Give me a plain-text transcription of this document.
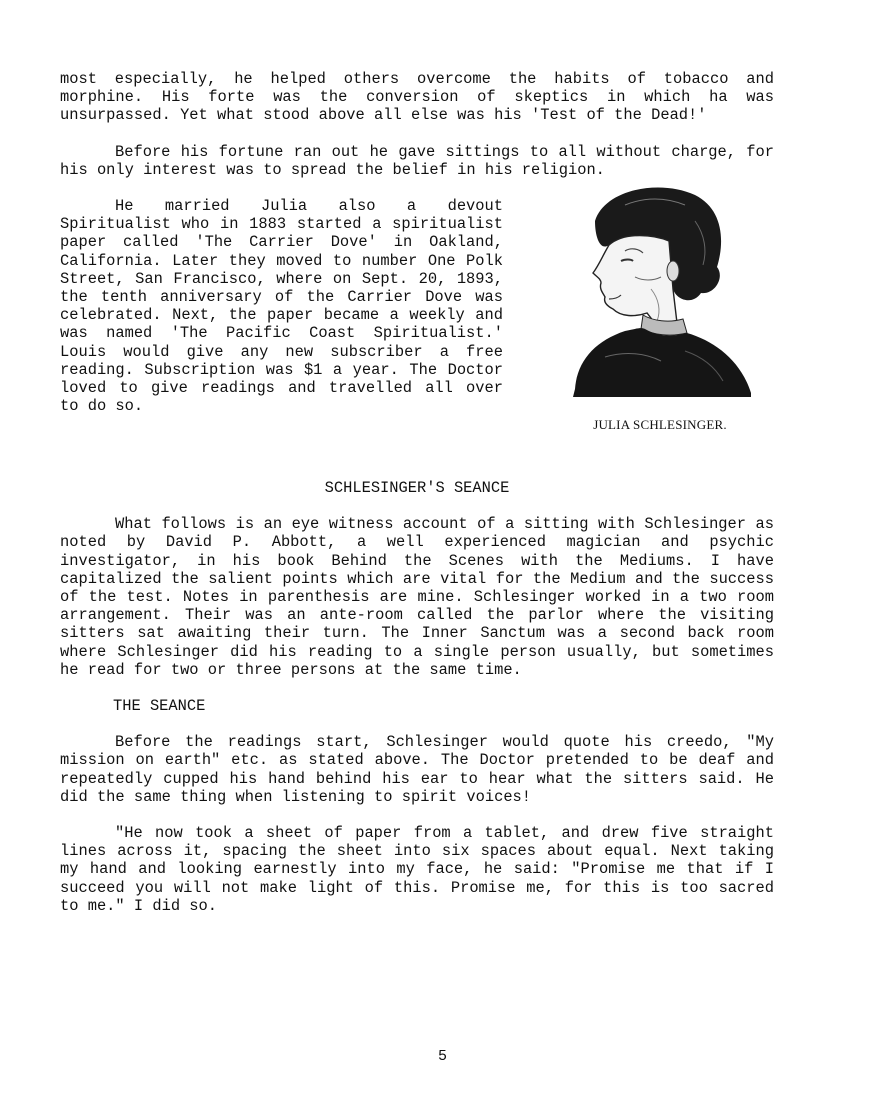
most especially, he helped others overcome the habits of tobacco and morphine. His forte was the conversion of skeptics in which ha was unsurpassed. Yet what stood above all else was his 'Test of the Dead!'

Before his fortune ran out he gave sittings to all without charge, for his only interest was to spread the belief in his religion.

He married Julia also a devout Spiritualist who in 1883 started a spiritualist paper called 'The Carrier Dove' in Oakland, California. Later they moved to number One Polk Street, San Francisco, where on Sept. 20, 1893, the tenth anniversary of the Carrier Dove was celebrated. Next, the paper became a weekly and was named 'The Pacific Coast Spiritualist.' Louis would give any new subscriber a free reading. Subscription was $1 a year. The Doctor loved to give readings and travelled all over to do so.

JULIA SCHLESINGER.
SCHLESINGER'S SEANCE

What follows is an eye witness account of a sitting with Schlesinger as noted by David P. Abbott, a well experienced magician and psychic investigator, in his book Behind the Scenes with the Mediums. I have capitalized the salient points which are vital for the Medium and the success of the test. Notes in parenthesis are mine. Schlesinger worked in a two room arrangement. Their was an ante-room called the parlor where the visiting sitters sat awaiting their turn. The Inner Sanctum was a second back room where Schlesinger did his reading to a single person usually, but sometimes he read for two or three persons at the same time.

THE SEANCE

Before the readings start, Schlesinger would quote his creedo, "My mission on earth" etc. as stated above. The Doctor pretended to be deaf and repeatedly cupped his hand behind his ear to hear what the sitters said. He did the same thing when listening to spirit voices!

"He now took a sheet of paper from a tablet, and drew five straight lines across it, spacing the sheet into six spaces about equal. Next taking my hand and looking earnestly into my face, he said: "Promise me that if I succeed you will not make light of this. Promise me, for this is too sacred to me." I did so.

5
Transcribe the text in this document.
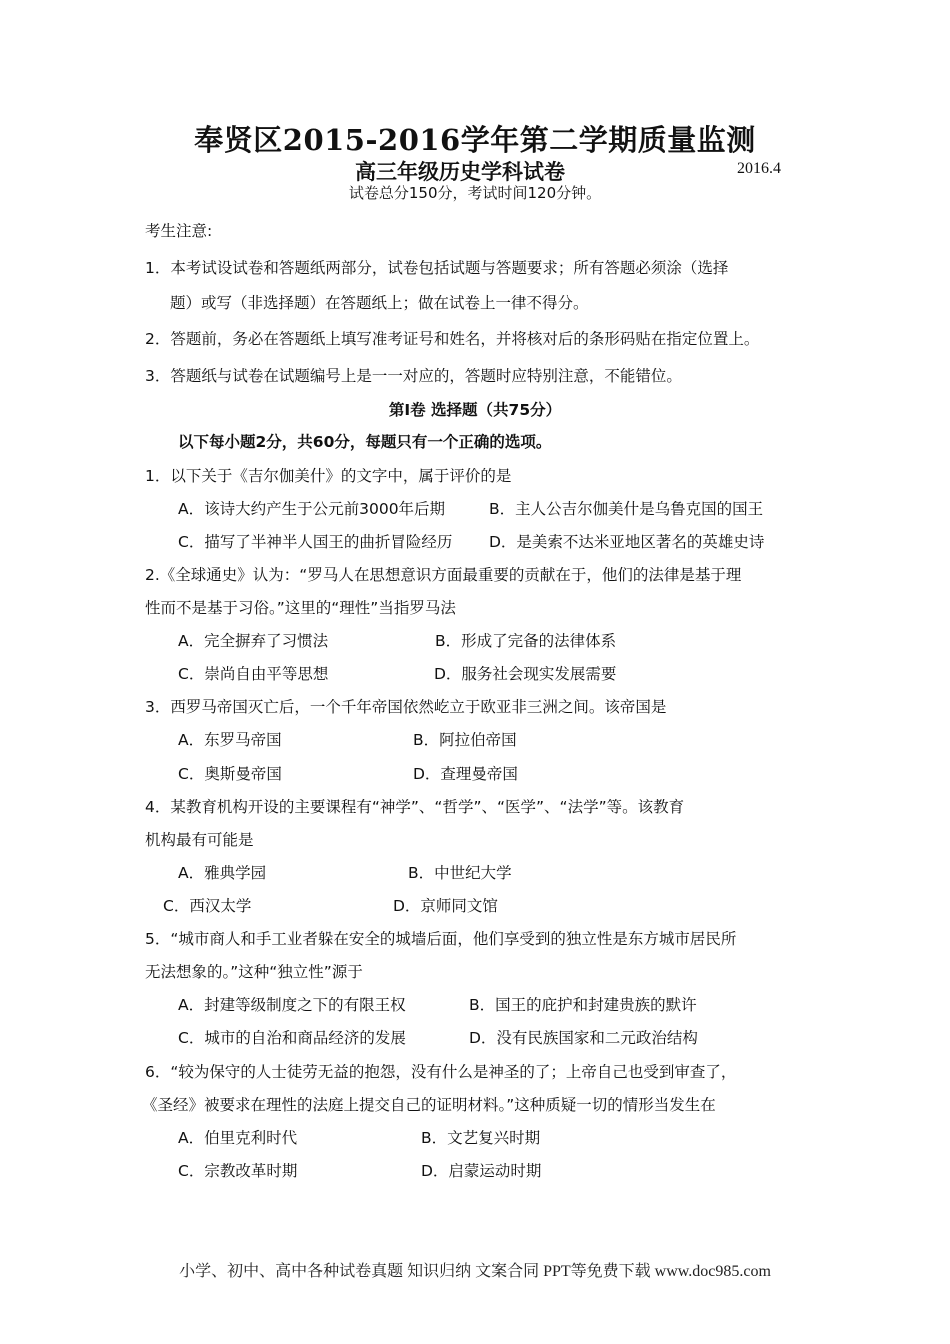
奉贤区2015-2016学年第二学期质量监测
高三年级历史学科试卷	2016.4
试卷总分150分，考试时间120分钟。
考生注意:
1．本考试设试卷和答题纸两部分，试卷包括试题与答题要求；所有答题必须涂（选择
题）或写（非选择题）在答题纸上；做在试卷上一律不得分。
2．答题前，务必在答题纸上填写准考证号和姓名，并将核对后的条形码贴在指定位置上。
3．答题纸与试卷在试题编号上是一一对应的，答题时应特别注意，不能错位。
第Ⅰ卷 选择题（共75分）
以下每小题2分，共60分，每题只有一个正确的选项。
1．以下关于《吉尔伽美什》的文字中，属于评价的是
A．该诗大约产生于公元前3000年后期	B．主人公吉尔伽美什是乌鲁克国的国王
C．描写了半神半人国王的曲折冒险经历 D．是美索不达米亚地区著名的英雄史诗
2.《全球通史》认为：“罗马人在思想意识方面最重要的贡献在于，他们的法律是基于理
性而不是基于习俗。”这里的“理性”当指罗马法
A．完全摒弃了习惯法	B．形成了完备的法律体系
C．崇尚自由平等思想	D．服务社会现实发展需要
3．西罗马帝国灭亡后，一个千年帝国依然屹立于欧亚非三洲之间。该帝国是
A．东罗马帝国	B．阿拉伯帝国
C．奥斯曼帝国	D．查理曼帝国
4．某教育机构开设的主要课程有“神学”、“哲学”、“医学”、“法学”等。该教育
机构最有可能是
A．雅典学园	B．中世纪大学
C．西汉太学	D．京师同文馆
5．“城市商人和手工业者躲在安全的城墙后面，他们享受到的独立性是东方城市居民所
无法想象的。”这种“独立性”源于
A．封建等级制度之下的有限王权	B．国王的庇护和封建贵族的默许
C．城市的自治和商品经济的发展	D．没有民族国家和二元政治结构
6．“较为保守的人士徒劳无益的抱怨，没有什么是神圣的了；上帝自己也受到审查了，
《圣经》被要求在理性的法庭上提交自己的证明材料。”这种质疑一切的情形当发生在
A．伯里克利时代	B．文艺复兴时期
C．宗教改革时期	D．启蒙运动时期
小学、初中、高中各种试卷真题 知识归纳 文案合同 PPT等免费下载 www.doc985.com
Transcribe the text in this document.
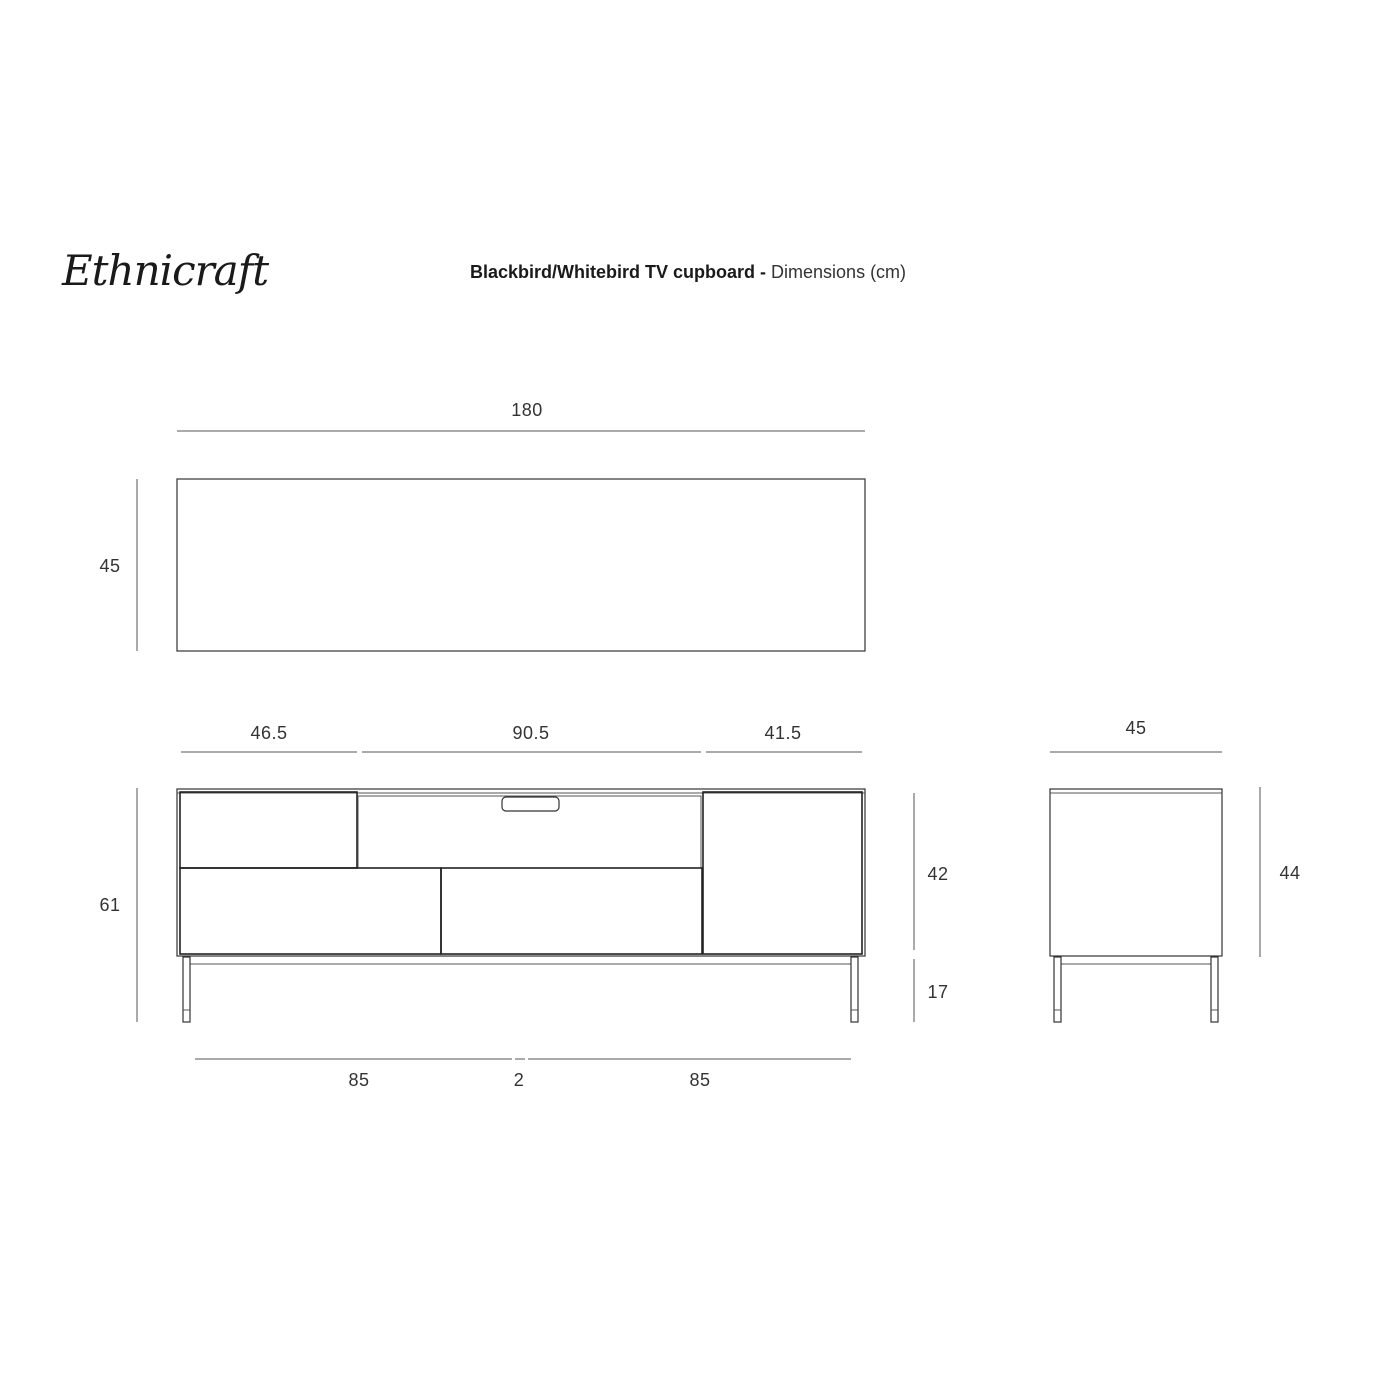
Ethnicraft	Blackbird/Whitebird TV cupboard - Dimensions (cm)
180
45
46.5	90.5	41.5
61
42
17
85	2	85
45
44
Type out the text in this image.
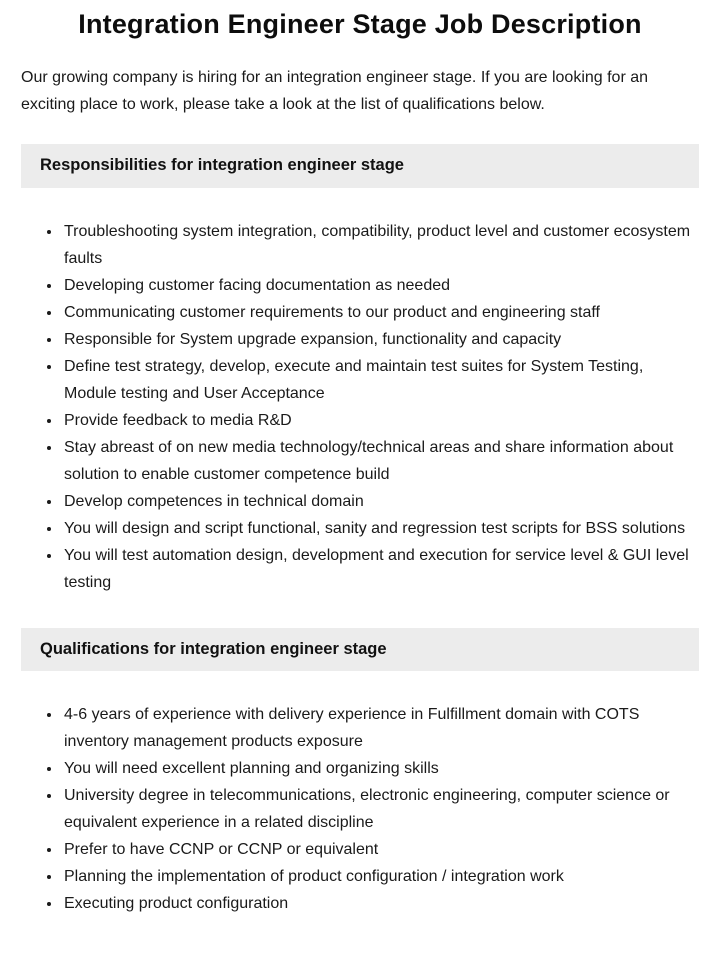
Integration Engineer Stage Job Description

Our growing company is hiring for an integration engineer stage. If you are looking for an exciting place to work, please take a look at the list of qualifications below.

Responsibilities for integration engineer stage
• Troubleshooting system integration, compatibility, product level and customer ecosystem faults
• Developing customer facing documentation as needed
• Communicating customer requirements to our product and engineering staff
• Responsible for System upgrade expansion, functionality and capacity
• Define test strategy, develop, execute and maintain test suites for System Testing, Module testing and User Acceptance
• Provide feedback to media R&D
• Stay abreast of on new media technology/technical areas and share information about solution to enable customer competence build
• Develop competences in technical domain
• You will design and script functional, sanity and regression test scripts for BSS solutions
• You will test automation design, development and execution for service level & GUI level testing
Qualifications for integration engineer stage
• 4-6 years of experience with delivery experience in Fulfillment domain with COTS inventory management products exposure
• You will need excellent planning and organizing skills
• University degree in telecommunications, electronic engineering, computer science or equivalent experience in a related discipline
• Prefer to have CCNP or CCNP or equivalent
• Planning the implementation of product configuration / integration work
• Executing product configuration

_Exercise prompt_
Output all of the records exactly as they appear above, but not the pictures.

_Answer to this task_
Give me a plain-text transcription of this document.
most especially, he helped others overcome the habits of tobacco and morphine. His forte was the conversion of skeptics in which ha was unsurpassed. Yet what stood above all else was his 'Test of the Dead!'

Before his fortune ran out he gave sittings to all without charge, for his only interest was to spread the belief in his religion.

He married Julia also a devout Spiritualist who in 1883 started a spiritualist paper called 'The Carrier Dove' in Oakland, California. Later they moved to number One Polk Street, San Francisco, where on Sept. 20, 1893, the tenth anniversary of the Carrier Dove was celebrated. Next, the paper became a weekly and was named 'The Pacific Coast Spiritualist.' Louis would give any new subscriber a free reading. Subscription was $1 a year. The Doctor loved to give readings and travelled all over to do so.

JULIA SCHLESINGER.
SCHLESINGER'S SEANCE

What follows is an eye witness account of a sitting with Schlesinger as noted by David P. Abbott, a well experienced magician and psychic investigator, in his book Behind the Scenes with the Mediums. I have capitalized the salient points which are vital for the Medium and the success of the test. Notes in parenthesis are mine. Schlesinger worked in a two room arrangement. Their was an ante-room called the parlor where the visiting sitters sat awaiting their turn. The Inner Sanctum was a second back room where Schlesinger did his reading to a single person usually, but sometimes he read for two or three persons at the same time.

THE SEANCE

Before the readings start, Schlesinger would quote his creedo, "My mission on earth" etc. as stated above. The Doctor pretended to be deaf and repeatedly cupped his hand behind his ear to hear what the sitters said. He did the same thing when listening to spirit voices!

"He now took a sheet of paper from a tablet, and drew five straight lines across it, spacing the sheet into six spaces about equal. Next taking my hand and looking earnestly into my face, he said: "Promise me that if I succeed you will not make light of this. Promise me, for this is too sacred to me." I did so.

5
Transcribe the text in this document.
奉贤区2015-2016学年第二学期质量监测
高三年级历史学科试卷	2016.4
试卷总分150分，考试时间120分钟。
考生注意:
1．本考试设试卷和答题纸两部分，试卷包括试题与答题要求；所有答题必须涂（选择
题）或写（非选择题）在答题纸上；做在试卷上一律不得分。
2．答题前，务必在答题纸上填写准考证号和姓名，并将核对后的条形码贴在指定位置上。
3．答题纸与试卷在试题编号上是一一对应的，答题时应特别注意，不能错位。
第Ⅰ卷 选择题（共75分）
以下每小题2分，共60分，每题只有一个正确的选项。
1．以下关于《吉尔伽美什》的文字中，属于评价的是
A．该诗大约产生于公元前3000年后期	B．主人公吉尔伽美什是乌鲁克国的国王
C．描写了半神半人国王的曲折冒险经历 D．是美索不达米亚地区著名的英雄史诗
2.《全球通史》认为：“罗马人在思想意识方面最重要的贡献在于，他们的法律是基于理
性而不是基于习俗。”这里的“理性”当指罗马法
A．完全摒弃了习惯法	B．形成了完备的法律体系
C．崇尚自由平等思想	D．服务社会现实发展需要
3．西罗马帝国灭亡后，一个千年帝国依然屹立于欧亚非三洲之间。该帝国是
A．东罗马帝国	B．阿拉伯帝国
C．奥斯曼帝国	D．查理曼帝国
4．某教育机构开设的主要课程有“神学”、“哲学”、“医学”、“法学”等。该教育
机构最有可能是
A．雅典学园	B．中世纪大学
C．西汉太学	D．京师同文馆
5．“城市商人和手工业者躲在安全的城墙后面，他们享受到的独立性是东方城市居民所
无法想象的。”这种“独立性”源于
A．封建等级制度之下的有限王权	B．国王的庇护和封建贵族的默许
C．城市的自治和商品经济的发展	D．没有民族国家和二元政治结构
6．“较为保守的人士徒劳无益的抱怨，没有什么是神圣的了；上帝自己也受到审查了，
《圣经》被要求在理性的法庭上提交自己的证明材料。”这种质疑一切的情形当发生在
A．伯里克利时代	B．文艺复兴时期
C．宗教改革时期	D．启蒙运动时期
小学、初中、高中各种试卷真题 知识归纳 文案合同 PPT等免费下载 www.doc985.com
Transcribe the text in this document.
Ethnicraft	Blackbird/Whitebird TV cupboard - Dimensions (cm)
180
45
46.5	90.5	41.5
61
42
17
85	2	85
45
44
Type out the text in this image.
Integration Engineer Stage Job Description

Our growing company is hiring for an integration engineer stage. If you are looking for an exciting place to work, please take a look at the list of qualifications below.

Responsibilities for integration engineer stage
• Troubleshooting system integration, compatibility, product level and customer ecosystem faults
• Developing customer facing documentation as needed
• Communicating customer requirements to our product and engineering staff
• Responsible for System upgrade expansion, functionality and capacity
• Define test strategy, develop, execute and maintain test suites for System Testing, Module testing and User Acceptance
• Provide feedback to media R&D
• Stay abreast of on new media technology/technical areas and share information about solution to enable customer competence build
• Develop competences in technical domain
• You will design and script functional, sanity and regression test scripts for BSS solutions
• You will test automation design, development and execution for service level & GUI level testing
Qualifications for integration engineer stage
• 4-6 years of experience with delivery experience in Fulfillment domain with COTS inventory management products exposure
• You will need excellent planning and organizing skills
• University degree in telecommunications, electronic engineering, computer science or equivalent experience in a related discipline
• Prefer to have CCNP or CCNP or equivalent
• Planning the implementation of product configuration / integration work
• Executing product configuration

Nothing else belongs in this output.